=== Figure content listings ===
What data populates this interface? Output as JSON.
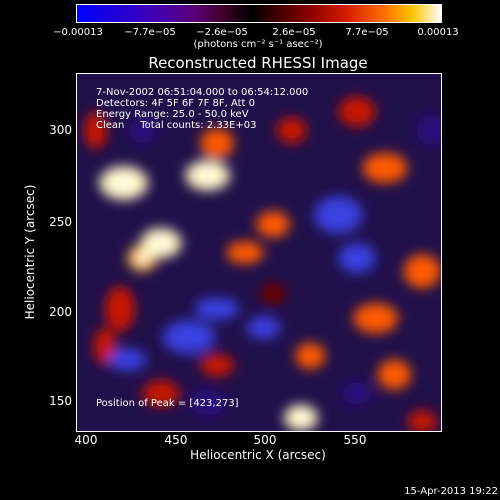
{
  "colorbar": {
    "ticks": [
      "−0.00013",
      "−7.7e−05",
      "−2.6e−05",
      "2.6e−05",
      "7.7e−05",
      "0.00013"
    ],
    "units": "(photons cm⁻² s⁻¹ asec⁻²)"
  },
  "chart_data": {
    "type": "heatmap",
    "title": "Reconstructed RHESSI Image",
    "xlabel": "Heliocentric X (arcsec)",
    "ylabel": "Heliocentric Y (arcsec)",
    "xlim": [
      395,
      590
    ],
    "ylim": [
      140,
      330
    ],
    "xticks": [
      "400",
      "450",
      "500",
      "550"
    ],
    "yticks": [
      "300",
      "250",
      "200",
      "150"
    ],
    "colorbar_range": [
      -0.00013,
      0.00013
    ],
    "colormap": "blue-purple-black-red-yellow-white",
    "annotations": {
      "time": "7-Nov-2002 06:51:04.000 to 06:54:12.000",
      "detectors": "Detectors: 4F 5F 6F 7F 8F, Att 0",
      "energy": "Energy Range: 25.0 - 50.0 keV",
      "clean": "Clean     Total counts: 2.33E+03",
      "peak": "Position of Peak = [423,273]"
    },
    "blobs": [
      {
        "x": 420,
        "y": 272,
        "sx": 13,
        "sy": 9,
        "v": 1.0
      },
      {
        "x": 465,
        "y": 276,
        "sx": 12,
        "sy": 8,
        "v": 0.85
      },
      {
        "x": 440,
        "y": 240,
        "sx": 11,
        "sy": 8,
        "v": 0.9
      },
      {
        "x": 430,
        "y": 232,
        "sx": 8,
        "sy": 7,
        "v": 0.75
      },
      {
        "x": 500,
        "y": 250,
        "sx": 9,
        "sy": 7,
        "v": 0.55
      },
      {
        "x": 485,
        "y": 235,
        "sx": 10,
        "sy": 6,
        "v": 0.55
      },
      {
        "x": 470,
        "y": 293,
        "sx": 9,
        "sy": 8,
        "v": 0.55
      },
      {
        "x": 418,
        "y": 205,
        "sx": 8,
        "sy": 12,
        "v": 0.45
      },
      {
        "x": 410,
        "y": 185,
        "sx": 6,
        "sy": 10,
        "v": 0.4
      },
      {
        "x": 560,
        "y": 280,
        "sx": 12,
        "sy": 8,
        "v": 0.5
      },
      {
        "x": 580,
        "y": 225,
        "sx": 10,
        "sy": 9,
        "v": 0.5
      },
      {
        "x": 555,
        "y": 200,
        "sx": 12,
        "sy": 8,
        "v": 0.55
      },
      {
        "x": 565,
        "y": 170,
        "sx": 9,
        "sy": 8,
        "v": 0.5
      },
      {
        "x": 520,
        "y": 180,
        "sx": 8,
        "sy": 7,
        "v": 0.5
      },
      {
        "x": 515,
        "y": 147,
        "sx": 9,
        "sy": 7,
        "v": 0.9
      },
      {
        "x": 470,
        "y": 175,
        "sx": 9,
        "sy": 6,
        "v": 0.4
      },
      {
        "x": 440,
        "y": 160,
        "sx": 10,
        "sy": 7,
        "v": 0.45
      },
      {
        "x": 580,
        "y": 145,
        "sx": 8,
        "sy": 6,
        "v": 0.4
      },
      {
        "x": 510,
        "y": 300,
        "sx": 8,
        "sy": 7,
        "v": 0.4
      },
      {
        "x": 545,
        "y": 310,
        "sx": 10,
        "sy": 8,
        "v": 0.45
      },
      {
        "x": 405,
        "y": 300,
        "sx": 6,
        "sy": 10,
        "v": 0.45
      },
      {
        "x": 500,
        "y": 213,
        "sx": 7,
        "sy": 6,
        "v": 0.35
      },
      {
        "x": 430,
        "y": 300,
        "sx": 7,
        "sy": 7,
        "v": -0.3
      },
      {
        "x": 535,
        "y": 255,
        "sx": 13,
        "sy": 10,
        "v": -0.45
      },
      {
        "x": 545,
        "y": 232,
        "sx": 10,
        "sy": 8,
        "v": -0.4
      },
      {
        "x": 470,
        "y": 205,
        "sx": 12,
        "sy": 6,
        "v": -0.4
      },
      {
        "x": 455,
        "y": 190,
        "sx": 14,
        "sy": 9,
        "v": -0.35
      },
      {
        "x": 422,
        "y": 178,
        "sx": 10,
        "sy": 6,
        "v": -0.45
      },
      {
        "x": 495,
        "y": 195,
        "sx": 9,
        "sy": 6,
        "v": -0.35
      },
      {
        "x": 585,
        "y": 300,
        "sx": 8,
        "sy": 8,
        "v": -0.3
      },
      {
        "x": 465,
        "y": 155,
        "sx": 9,
        "sy": 7,
        "v": -0.3
      },
      {
        "x": 545,
        "y": 160,
        "sx": 8,
        "sy": 6,
        "v": -0.3
      }
    ]
  },
  "footer": {
    "date": "15-Apr-2013 19:22"
  }
}
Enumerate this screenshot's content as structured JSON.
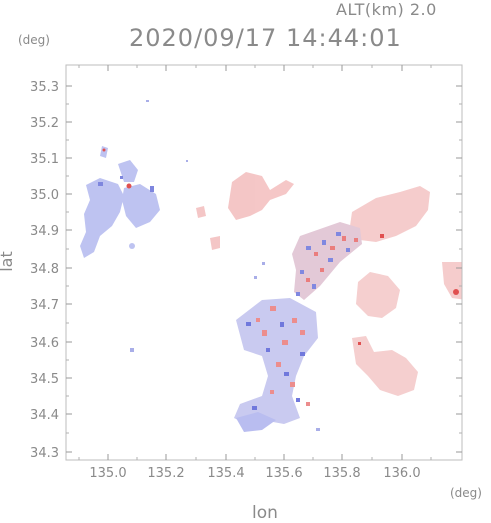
{
  "header": {
    "alt_label": "ALT(km)  2.0",
    "datetime": "2020/09/17 14:44:01"
  },
  "axes": {
    "y_unit": "(deg)",
    "x_unit": "(deg)",
    "y_label": "lat",
    "x_label": "lon",
    "x_ticks": [
      "135.0",
      "135.2",
      "135.4",
      "135.6",
      "135.8",
      "136.0"
    ],
    "y_ticks": [
      "35.3",
      "35.2",
      "35.1",
      "35.0",
      "34.9",
      "34.8",
      "34.7",
      "34.6",
      "34.5",
      "34.4",
      "34.3"
    ]
  },
  "colors": {
    "approaching": "#8c96e6",
    "receding": "#ec9a9a",
    "frame": "#bdbdbd",
    "text": "#8a8a8a"
  }
}
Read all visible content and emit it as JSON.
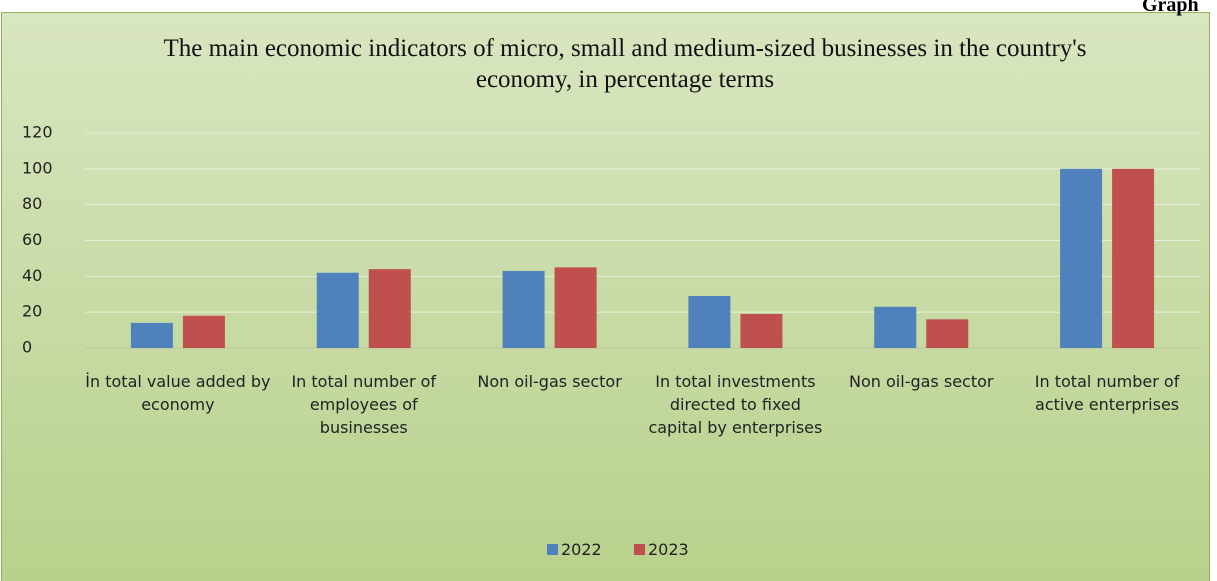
{
  "corner_label": "Graph",
  "chart_data": {
    "type": "bar",
    "title": "The main economic indicators of micro, small and medium-sized businesses in the country's economy, in percentage terms",
    "categories": [
      "İn total value added by economy",
      "In total number of employees of businesses",
      "Non oil-gas sector",
      "In total investments directed to fixed capital by enterprises",
      "Non oil-gas sector",
      "In total number of active enterprises"
    ],
    "series": [
      {
        "name": "2022",
        "color": "#4f81bd",
        "values": [
          14,
          42,
          43,
          29,
          23,
          100
        ]
      },
      {
        "name": "2023",
        "color": "#c0504d",
        "values": [
          18,
          44,
          45,
          19,
          16,
          100
        ]
      }
    ],
    "ylim": [
      0,
      120
    ],
    "yticks": [
      0,
      20,
      40,
      60,
      80,
      100,
      120
    ],
    "grid": true,
    "legend": "bottom"
  }
}
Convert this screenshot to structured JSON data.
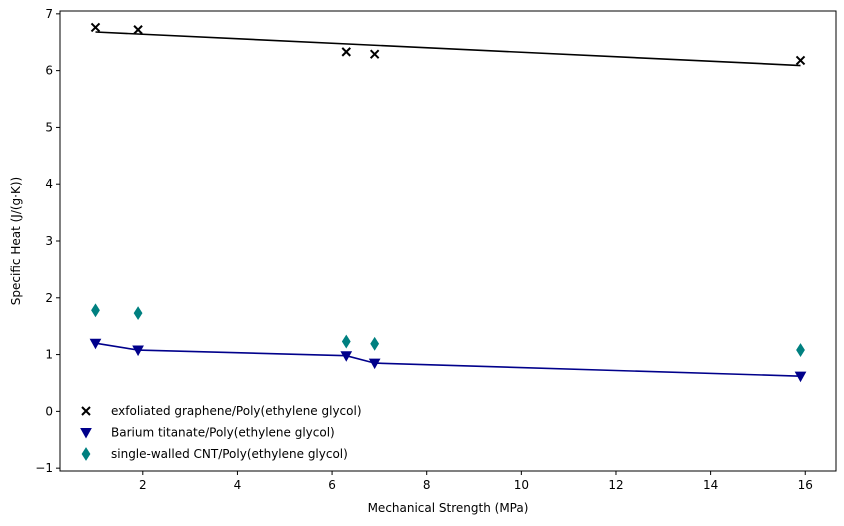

=== WRITTEN INSTRUCTION ===
Copy out all the data without changing anything, and drop the pictures.

=== COMPLETE RESPONSE ===
What data populates this interface? Output as JSON.
{
  "colorbar": {
    "ticks": [
      "−0.00013",
      "−7.7e−05",
      "−2.6e−05",
      "2.6e−05",
      "7.7e−05",
      "0.00013"
    ],
    "units": "(photons cm⁻² s⁻¹ asec⁻²)"
  },
  "chart_data": {
    "type": "heatmap",
    "title": "Reconstructed RHESSI Image",
    "xlabel": "Heliocentric X (arcsec)",
    "ylabel": "Heliocentric Y (arcsec)",
    "xlim": [
      395,
      590
    ],
    "ylim": [
      140,
      330
    ],
    "xticks": [
      "400",
      "450",
      "500",
      "550"
    ],
    "yticks": [
      "300",
      "250",
      "200",
      "150"
    ],
    "colorbar_range": [
      -0.00013,
      0.00013
    ],
    "colormap": "blue-purple-black-red-yellow-white",
    "annotations": {
      "time": "7-Nov-2002 06:51:04.000 to 06:54:12.000",
      "detectors": "Detectors: 4F 5F 6F 7F 8F, Att 0",
      "energy": "Energy Range: 25.0 - 50.0 keV",
      "clean": "Clean     Total counts: 2.33E+03",
      "peak": "Position of Peak = [423,273]"
    },
    "blobs": [
      {
        "x": 420,
        "y": 272,
        "sx": 13,
        "sy": 9,
        "v": 1.0
      },
      {
        "x": 465,
        "y": 276,
        "sx": 12,
        "sy": 8,
        "v": 0.85
      },
      {
        "x": 440,
        "y": 240,
        "sx": 11,
        "sy": 8,
        "v": 0.9
      },
      {
        "x": 430,
        "y": 232,
        "sx": 8,
        "sy": 7,
        "v": 0.75
      },
      {
        "x": 500,
        "y": 250,
        "sx": 9,
        "sy": 7,
        "v": 0.55
      },
      {
        "x": 485,
        "y": 235,
        "sx": 10,
        "sy": 6,
        "v": 0.55
      },
      {
        "x": 470,
        "y": 293,
        "sx": 9,
        "sy": 8,
        "v": 0.55
      },
      {
        "x": 418,
        "y": 205,
        "sx": 8,
        "sy": 12,
        "v": 0.45
      },
      {
        "x": 410,
        "y": 185,
        "sx": 6,
        "sy": 10,
        "v": 0.4
      },
      {
        "x": 560,
        "y": 280,
        "sx": 12,
        "sy": 8,
        "v": 0.5
      },
      {
        "x": 580,
        "y": 225,
        "sx": 10,
        "sy": 9,
        "v": 0.5
      },
      {
        "x": 555,
        "y": 200,
        "sx": 12,
        "sy": 8,
        "v": 0.55
      },
      {
        "x": 565,
        "y": 170,
        "sx": 9,
        "sy": 8,
        "v": 0.5
      },
      {
        "x": 520,
        "y": 180,
        "sx": 8,
        "sy": 7,
        "v": 0.5
      },
      {
        "x": 515,
        "y": 147,
        "sx": 9,
        "sy": 7,
        "v": 0.9
      },
      {
        "x": 470,
        "y": 175,
        "sx": 9,
        "sy": 6,
        "v": 0.4
      },
      {
        "x": 440,
        "y": 160,
        "sx": 10,
        "sy": 7,
        "v": 0.45
      },
      {
        "x": 580,
        "y": 145,
        "sx": 8,
        "sy": 6,
        "v": 0.4
      },
      {
        "x": 510,
        "y": 300,
        "sx": 8,
        "sy": 7,
        "v": 0.4
      },
      {
        "x": 545,
        "y": 310,
        "sx": 10,
        "sy": 8,
        "v": 0.45
      },
      {
        "x": 405,
        "y": 300,
        "sx": 6,
        "sy": 10,
        "v": 0.45
      },
      {
        "x": 500,
        "y": 213,
        "sx": 7,
        "sy": 6,
        "v": 0.35
      },
      {
        "x": 430,
        "y": 300,
        "sx": 7,
        "sy": 7,
        "v": -0.3
      },
      {
        "x": 535,
        "y": 255,
        "sx": 13,
        "sy": 10,
        "v": -0.45
      },
      {
        "x": 545,
        "y": 232,
        "sx": 10,
        "sy": 8,
        "v": -0.4
      },
      {
        "x": 470,
        "y": 205,
        "sx": 12,
        "sy": 6,
        "v": -0.4
      },
      {
        "x": 455,
        "y": 190,
        "sx": 14,
        "sy": 9,
        "v": -0.35
      },
      {
        "x": 422,
        "y": 178,
        "sx": 10,
        "sy": 6,
        "v": -0.45
      },
      {
        "x": 495,
        "y": 195,
        "sx": 9,
        "sy": 6,
        "v": -0.35
      },
      {
        "x": 585,
        "y": 300,
        "sx": 8,
        "sy": 8,
        "v": -0.3
      },
      {
        "x": 465,
        "y": 155,
        "sx": 9,
        "sy": 7,
        "v": -0.3
      },
      {
        "x": 545,
        "y": 160,
        "sx": 8,
        "sy": 6,
        "v": -0.3
      }
    ]
  },
  "footer": {
    "date": "15-Apr-2013 19:22"
  }
}
Enumerate this screenshot's content as structured JSON.
{
  "header": {
    "alt_label": "ALT(km)  2.0",
    "datetime": "2020/09/17 14:44:01"
  },
  "axes": {
    "y_unit": "(deg)",
    "x_unit": "(deg)",
    "y_label": "lat",
    "x_label": "lon",
    "x_ticks": [
      "135.0",
      "135.2",
      "135.4",
      "135.6",
      "135.8",
      "136.0"
    ],
    "y_ticks": [
      "35.3",
      "35.2",
      "35.1",
      "35.0",
      "34.9",
      "34.8",
      "34.7",
      "34.6",
      "34.5",
      "34.4",
      "34.3"
    ]
  },
  "colors": {
    "approaching": "#8c96e6",
    "receding": "#ec9a9a",
    "frame": "#bdbdbd",
    "text": "#8a8a8a"
  }
}
Read all visible content and emit it as JSON.
{
  "corner_label": "Graph",
  "chart_data": {
    "type": "bar",
    "title": "The main economic indicators of micro, small and medium-sized businesses in the country's economy, in percentage terms",
    "categories": [
      "İn total value added by economy",
      "In total number of employees of businesses",
      "Non oil-gas sector",
      "In total investments directed to fixed capital by enterprises",
      "Non oil-gas sector",
      "In total number of active enterprises"
    ],
    "series": [
      {
        "name": "2022",
        "color": "#4f81bd",
        "values": [
          14,
          42,
          43,
          29,
          23,
          100
        ]
      },
      {
        "name": "2023",
        "color": "#c0504d",
        "values": [
          18,
          44,
          45,
          19,
          16,
          100
        ]
      }
    ],
    "ylim": [
      0,
      120
    ],
    "yticks": [
      0,
      20,
      40,
      60,
      80,
      100,
      120
    ],
    "grid": true,
    "legend": "bottom"
  }
}
Convert this screenshot to structured JSON data.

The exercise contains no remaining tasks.